#### Information given
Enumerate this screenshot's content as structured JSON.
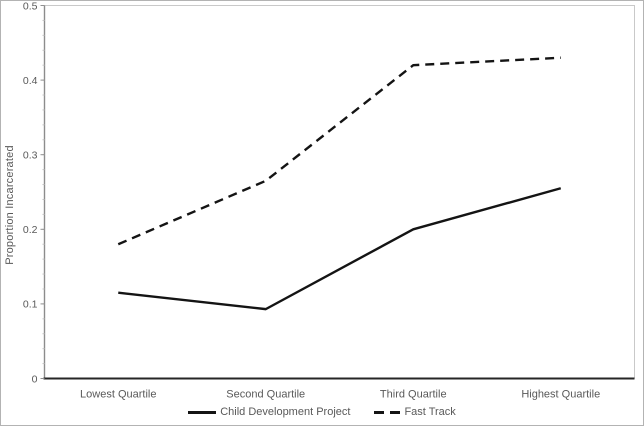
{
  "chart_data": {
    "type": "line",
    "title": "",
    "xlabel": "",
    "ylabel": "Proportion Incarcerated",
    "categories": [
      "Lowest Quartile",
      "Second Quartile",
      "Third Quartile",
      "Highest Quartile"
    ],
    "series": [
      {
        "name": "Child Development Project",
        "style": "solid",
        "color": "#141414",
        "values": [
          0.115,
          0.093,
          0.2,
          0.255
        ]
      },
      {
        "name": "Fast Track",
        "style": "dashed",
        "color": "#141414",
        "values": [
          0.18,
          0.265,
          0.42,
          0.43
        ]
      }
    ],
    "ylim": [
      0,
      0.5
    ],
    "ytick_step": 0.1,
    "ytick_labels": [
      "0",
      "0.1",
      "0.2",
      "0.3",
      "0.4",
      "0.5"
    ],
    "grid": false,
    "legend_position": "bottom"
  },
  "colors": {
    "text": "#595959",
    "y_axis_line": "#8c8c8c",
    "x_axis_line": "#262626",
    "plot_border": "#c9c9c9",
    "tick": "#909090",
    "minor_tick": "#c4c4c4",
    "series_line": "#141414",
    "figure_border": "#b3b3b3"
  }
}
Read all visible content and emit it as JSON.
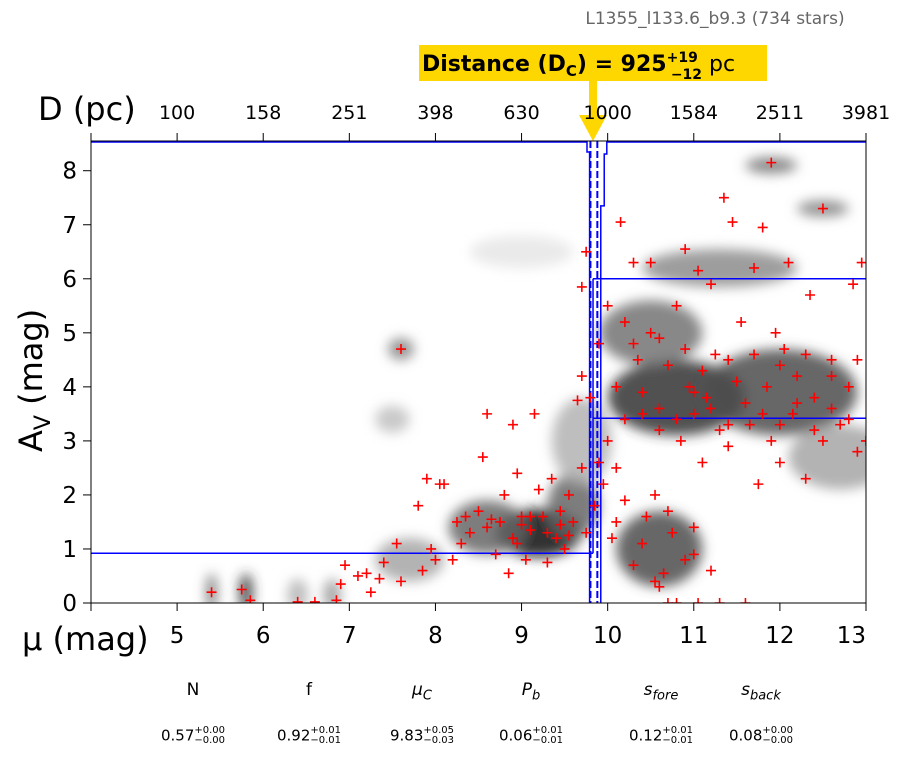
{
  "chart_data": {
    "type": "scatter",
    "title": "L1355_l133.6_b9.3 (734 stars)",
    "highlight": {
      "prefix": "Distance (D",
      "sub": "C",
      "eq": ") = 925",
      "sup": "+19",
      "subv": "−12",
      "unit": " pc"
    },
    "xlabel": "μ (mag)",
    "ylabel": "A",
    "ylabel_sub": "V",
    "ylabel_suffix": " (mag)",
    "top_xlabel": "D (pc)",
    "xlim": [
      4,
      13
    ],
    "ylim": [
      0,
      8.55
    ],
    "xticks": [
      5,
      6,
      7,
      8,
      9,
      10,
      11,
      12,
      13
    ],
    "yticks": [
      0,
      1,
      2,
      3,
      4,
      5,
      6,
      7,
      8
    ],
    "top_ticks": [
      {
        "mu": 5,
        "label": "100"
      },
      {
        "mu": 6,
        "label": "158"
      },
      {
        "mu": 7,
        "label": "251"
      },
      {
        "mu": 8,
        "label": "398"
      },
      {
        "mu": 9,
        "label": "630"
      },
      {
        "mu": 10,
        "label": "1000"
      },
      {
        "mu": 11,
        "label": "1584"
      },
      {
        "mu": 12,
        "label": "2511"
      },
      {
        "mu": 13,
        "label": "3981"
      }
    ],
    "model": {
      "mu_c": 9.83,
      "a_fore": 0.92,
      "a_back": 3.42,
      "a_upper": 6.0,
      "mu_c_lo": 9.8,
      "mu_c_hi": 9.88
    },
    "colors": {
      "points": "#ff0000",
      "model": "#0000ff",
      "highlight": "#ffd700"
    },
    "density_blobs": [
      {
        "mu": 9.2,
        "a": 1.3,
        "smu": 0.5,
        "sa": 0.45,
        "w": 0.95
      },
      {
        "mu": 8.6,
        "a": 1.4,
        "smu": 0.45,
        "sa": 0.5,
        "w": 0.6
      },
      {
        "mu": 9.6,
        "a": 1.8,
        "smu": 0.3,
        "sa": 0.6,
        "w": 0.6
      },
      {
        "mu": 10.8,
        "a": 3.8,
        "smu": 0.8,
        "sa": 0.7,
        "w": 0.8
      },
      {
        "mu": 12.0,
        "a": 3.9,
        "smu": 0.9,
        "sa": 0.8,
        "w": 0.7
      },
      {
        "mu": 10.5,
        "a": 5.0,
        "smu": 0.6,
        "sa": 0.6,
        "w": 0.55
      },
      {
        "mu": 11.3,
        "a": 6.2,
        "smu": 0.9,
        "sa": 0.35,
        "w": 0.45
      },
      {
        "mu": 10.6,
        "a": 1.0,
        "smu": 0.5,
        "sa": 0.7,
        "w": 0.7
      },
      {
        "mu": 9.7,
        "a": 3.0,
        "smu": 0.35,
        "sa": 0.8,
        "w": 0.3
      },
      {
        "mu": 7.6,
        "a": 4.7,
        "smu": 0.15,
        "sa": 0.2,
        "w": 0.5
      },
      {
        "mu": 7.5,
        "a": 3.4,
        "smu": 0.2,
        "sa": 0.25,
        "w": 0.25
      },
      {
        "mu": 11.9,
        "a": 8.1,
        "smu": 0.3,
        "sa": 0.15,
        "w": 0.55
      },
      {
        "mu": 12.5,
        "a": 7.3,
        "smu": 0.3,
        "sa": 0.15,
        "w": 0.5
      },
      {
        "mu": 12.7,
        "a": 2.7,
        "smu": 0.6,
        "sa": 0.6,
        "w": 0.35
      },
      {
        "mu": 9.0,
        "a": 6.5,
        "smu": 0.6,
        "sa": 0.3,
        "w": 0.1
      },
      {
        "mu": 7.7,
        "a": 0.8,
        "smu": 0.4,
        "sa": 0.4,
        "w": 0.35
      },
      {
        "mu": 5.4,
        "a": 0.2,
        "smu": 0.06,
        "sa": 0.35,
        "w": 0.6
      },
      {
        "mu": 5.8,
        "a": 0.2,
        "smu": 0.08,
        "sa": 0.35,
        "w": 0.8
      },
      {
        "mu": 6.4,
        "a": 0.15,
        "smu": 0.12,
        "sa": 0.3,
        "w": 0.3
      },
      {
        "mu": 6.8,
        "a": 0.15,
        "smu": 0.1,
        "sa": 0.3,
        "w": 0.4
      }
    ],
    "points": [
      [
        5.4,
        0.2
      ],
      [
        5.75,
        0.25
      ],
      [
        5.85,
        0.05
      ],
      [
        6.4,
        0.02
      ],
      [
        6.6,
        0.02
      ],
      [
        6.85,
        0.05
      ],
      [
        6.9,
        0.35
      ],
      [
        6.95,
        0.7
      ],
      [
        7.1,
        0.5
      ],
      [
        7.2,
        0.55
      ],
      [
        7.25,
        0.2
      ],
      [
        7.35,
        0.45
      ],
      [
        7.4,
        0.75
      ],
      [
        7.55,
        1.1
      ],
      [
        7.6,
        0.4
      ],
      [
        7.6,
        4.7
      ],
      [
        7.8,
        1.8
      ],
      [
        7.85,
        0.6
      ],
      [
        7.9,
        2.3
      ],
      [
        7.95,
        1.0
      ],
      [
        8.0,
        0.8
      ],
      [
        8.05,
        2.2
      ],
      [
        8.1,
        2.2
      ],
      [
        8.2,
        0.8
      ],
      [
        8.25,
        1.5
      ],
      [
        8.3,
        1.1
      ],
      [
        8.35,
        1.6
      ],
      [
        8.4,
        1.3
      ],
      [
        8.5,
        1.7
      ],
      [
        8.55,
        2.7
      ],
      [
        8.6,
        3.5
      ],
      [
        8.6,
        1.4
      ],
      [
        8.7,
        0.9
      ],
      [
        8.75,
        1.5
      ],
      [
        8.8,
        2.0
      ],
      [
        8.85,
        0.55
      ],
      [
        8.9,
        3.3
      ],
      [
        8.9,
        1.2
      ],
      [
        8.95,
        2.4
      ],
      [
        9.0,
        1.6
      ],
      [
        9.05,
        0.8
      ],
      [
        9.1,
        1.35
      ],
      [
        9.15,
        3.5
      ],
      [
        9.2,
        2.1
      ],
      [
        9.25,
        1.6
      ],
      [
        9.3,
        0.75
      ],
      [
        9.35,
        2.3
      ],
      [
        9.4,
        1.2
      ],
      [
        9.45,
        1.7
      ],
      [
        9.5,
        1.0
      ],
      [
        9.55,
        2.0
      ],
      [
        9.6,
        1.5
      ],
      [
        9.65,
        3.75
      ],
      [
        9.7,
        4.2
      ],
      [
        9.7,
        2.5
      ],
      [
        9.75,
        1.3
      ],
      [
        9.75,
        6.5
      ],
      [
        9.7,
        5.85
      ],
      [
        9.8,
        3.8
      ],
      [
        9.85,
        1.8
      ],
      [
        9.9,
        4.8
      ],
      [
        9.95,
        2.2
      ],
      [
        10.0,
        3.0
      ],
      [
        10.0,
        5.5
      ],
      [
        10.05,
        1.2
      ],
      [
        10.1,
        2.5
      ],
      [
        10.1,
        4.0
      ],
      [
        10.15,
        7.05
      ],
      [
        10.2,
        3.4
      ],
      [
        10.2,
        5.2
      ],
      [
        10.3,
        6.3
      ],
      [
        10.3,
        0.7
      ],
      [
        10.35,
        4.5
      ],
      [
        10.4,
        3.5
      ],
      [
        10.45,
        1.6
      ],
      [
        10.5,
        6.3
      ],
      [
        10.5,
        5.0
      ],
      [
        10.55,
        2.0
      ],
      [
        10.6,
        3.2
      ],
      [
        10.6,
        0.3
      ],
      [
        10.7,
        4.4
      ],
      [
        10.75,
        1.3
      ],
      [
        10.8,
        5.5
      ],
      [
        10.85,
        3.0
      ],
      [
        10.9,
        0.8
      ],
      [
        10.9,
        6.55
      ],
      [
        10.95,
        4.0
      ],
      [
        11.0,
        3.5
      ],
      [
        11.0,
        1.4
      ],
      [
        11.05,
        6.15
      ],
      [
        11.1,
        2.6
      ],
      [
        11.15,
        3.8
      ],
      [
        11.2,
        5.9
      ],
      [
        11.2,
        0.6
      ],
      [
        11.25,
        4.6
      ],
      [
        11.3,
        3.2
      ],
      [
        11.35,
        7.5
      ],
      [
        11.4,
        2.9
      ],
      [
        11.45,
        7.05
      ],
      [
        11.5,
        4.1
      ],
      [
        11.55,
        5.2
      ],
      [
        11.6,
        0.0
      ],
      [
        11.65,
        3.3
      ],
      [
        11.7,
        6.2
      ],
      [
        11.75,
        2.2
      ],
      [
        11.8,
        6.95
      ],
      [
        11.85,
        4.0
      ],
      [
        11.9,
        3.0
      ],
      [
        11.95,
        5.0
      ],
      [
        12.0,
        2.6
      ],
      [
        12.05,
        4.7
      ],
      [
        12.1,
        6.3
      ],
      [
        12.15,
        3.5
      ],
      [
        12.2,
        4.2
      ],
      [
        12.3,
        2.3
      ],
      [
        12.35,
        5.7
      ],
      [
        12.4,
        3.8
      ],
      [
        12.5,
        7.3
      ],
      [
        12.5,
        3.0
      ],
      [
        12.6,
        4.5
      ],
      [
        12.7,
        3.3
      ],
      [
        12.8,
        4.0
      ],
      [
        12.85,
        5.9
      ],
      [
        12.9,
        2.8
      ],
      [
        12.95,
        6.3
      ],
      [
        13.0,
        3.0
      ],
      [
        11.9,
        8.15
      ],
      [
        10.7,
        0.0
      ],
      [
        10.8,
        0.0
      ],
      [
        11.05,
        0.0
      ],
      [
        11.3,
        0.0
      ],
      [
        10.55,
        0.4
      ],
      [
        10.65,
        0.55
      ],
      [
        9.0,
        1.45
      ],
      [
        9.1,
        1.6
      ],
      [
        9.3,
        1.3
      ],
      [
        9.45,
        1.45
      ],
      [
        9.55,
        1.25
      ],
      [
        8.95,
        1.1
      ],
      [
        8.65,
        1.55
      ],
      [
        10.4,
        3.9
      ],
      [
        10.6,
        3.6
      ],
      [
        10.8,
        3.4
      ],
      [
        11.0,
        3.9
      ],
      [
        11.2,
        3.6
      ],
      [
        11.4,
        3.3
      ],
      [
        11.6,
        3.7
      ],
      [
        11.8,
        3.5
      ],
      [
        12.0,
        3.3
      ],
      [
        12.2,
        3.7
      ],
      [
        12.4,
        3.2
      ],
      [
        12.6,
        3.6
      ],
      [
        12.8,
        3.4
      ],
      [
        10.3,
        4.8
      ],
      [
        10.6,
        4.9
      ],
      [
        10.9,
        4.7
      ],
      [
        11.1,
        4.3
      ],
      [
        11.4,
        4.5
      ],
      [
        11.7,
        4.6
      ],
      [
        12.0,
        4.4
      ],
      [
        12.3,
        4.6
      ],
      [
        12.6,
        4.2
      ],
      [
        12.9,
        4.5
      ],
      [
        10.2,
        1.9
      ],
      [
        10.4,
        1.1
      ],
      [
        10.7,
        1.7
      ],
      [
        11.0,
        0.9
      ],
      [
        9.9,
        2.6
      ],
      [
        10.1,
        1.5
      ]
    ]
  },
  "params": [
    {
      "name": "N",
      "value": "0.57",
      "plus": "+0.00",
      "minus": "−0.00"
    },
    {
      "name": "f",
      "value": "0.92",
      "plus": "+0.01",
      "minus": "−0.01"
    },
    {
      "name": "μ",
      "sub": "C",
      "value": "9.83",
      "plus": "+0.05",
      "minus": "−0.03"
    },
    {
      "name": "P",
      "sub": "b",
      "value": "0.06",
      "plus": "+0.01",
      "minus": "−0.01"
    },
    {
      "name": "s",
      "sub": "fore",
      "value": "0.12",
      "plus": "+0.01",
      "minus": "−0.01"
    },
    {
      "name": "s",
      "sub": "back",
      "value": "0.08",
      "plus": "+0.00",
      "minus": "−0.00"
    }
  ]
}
########
#### Information given
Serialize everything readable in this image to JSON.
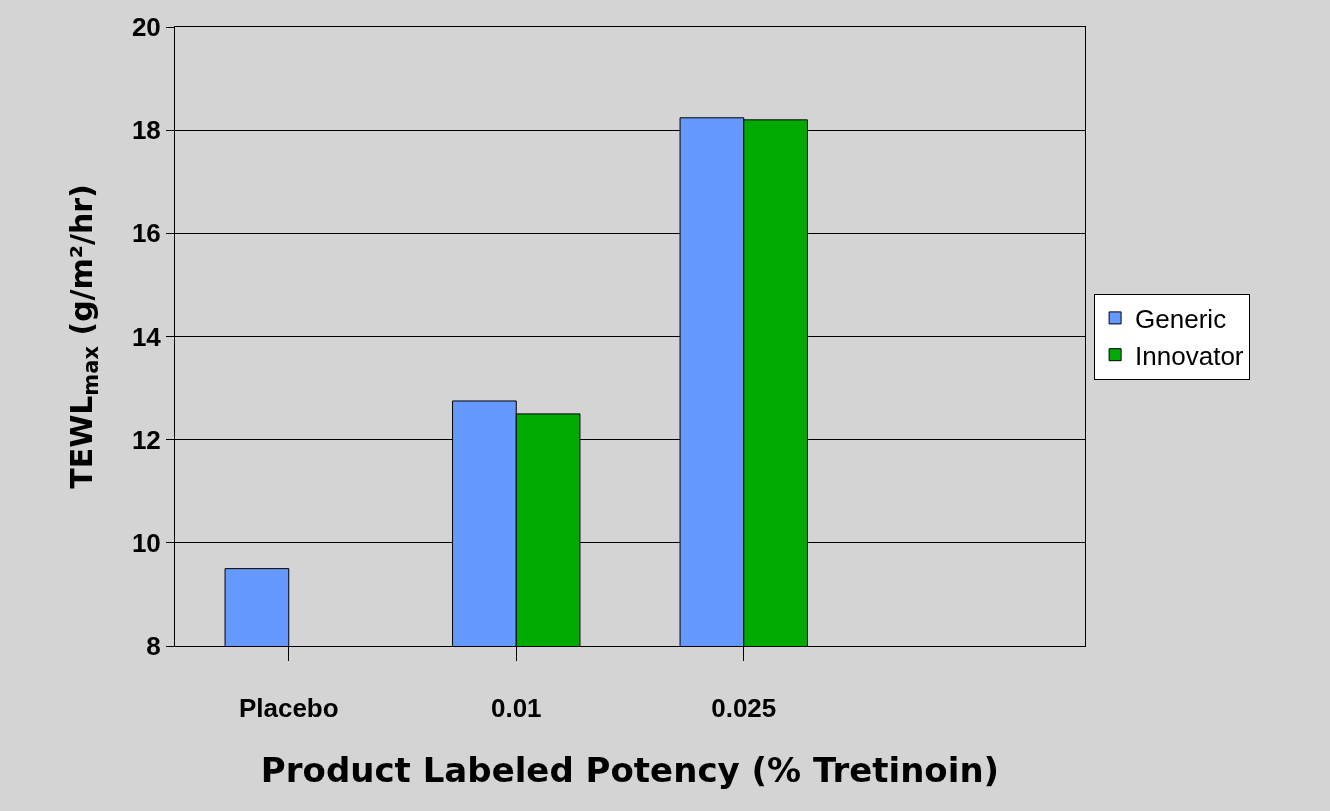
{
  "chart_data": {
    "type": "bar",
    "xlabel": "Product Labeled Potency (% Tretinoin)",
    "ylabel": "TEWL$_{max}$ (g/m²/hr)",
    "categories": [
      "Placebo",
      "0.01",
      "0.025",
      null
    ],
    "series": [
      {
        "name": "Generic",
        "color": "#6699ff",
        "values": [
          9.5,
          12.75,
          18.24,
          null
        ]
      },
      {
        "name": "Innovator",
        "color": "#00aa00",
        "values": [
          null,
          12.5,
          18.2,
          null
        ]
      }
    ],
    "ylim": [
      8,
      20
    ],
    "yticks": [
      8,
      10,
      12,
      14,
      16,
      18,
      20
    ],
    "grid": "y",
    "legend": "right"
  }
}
########
#### Information given
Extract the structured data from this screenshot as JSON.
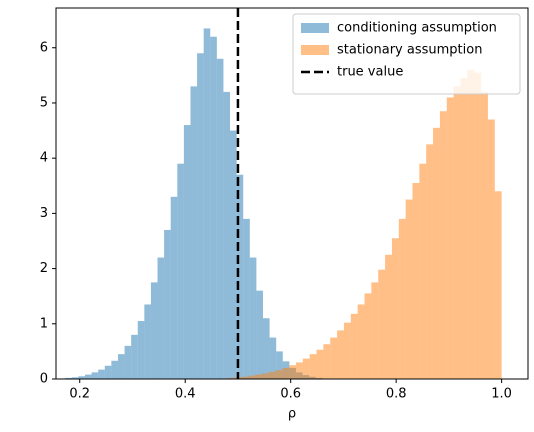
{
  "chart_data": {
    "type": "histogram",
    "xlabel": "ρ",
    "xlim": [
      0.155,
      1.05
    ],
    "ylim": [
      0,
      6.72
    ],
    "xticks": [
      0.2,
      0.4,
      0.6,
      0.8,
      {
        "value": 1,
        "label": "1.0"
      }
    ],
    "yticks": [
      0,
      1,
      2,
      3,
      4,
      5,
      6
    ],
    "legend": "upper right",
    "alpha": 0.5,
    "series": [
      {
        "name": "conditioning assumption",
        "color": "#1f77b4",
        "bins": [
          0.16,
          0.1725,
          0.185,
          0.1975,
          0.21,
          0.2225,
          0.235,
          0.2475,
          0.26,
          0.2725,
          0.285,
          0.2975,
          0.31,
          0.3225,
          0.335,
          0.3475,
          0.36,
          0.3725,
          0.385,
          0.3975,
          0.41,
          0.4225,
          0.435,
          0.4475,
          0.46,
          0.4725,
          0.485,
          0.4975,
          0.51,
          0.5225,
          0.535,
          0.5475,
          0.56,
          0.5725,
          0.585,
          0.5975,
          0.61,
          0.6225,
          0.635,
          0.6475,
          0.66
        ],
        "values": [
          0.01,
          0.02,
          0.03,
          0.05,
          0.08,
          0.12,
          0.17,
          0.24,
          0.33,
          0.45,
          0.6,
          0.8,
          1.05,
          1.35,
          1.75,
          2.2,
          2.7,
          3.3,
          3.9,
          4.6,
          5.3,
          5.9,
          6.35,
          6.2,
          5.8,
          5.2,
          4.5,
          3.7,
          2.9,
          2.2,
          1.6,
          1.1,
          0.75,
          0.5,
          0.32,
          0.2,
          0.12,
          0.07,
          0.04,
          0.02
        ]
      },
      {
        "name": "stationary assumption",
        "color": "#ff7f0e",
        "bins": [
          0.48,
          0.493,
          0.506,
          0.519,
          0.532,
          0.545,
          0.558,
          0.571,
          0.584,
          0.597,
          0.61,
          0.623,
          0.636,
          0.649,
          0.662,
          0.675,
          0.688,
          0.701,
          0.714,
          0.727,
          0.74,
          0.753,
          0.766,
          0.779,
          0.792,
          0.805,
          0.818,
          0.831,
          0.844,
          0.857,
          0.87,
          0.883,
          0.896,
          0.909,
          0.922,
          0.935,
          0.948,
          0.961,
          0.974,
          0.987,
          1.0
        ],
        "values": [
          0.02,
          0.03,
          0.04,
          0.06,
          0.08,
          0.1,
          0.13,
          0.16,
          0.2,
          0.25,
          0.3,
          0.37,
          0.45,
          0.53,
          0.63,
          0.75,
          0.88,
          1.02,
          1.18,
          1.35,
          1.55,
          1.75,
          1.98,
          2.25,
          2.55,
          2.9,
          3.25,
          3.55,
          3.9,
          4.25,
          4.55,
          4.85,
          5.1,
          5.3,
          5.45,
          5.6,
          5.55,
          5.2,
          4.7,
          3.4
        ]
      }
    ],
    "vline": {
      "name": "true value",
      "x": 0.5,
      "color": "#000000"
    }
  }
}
########
Copy each line above that contains the string "title".

    "title": "",
    "title": "L1355_l133.6_b9.3 (734 stars)",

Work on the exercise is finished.